Set problem:
Return the listing below verbatim. Pictures do not belong in the copy.

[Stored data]
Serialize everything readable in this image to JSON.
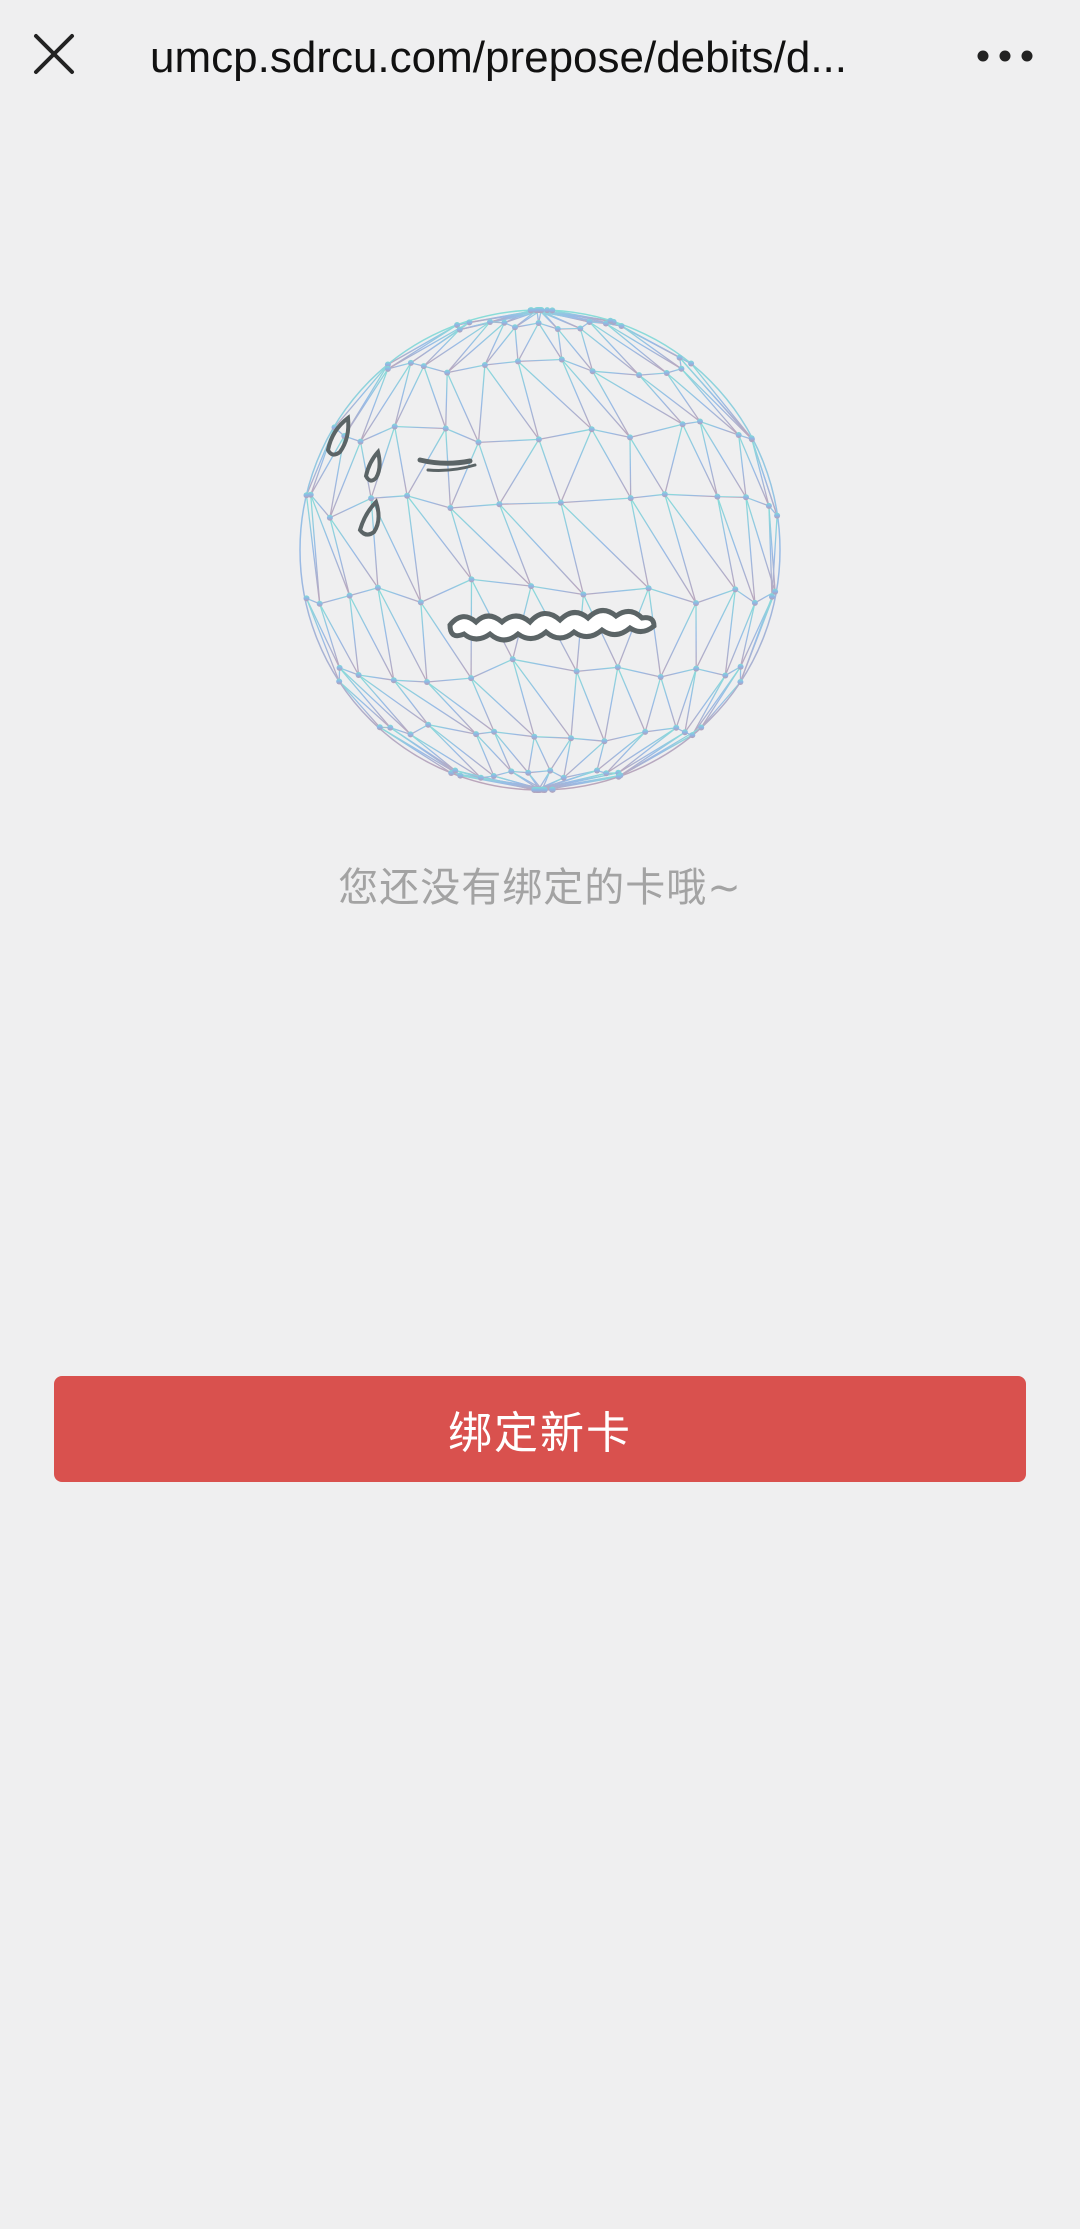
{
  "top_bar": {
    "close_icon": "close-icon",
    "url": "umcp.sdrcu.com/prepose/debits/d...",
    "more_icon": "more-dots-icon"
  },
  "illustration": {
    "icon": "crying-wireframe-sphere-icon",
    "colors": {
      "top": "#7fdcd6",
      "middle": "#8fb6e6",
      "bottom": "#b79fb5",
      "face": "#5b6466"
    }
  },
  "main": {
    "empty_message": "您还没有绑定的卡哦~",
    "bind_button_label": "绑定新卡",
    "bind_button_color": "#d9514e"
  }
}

Correct result:
Serialize everything readable in this image to JSON.
{
  "top_bar": {
    "close_icon": "close-icon",
    "url": "umcp.sdrcu.com/prepose/debits/d...",
    "more_icon": "more-dots-icon"
  },
  "illustration": {
    "icon": "crying-wireframe-sphere-icon",
    "colors": {
      "top": "#7fdcd6",
      "middle": "#8fb6e6",
      "bottom": "#b79fb5",
      "face": "#5b6466"
    }
  },
  "main": {
    "empty_message": "您还没有绑定的卡哦~",
    "bind_button_label": "绑定新卡",
    "bind_button_color": "#d9514e"
  }
}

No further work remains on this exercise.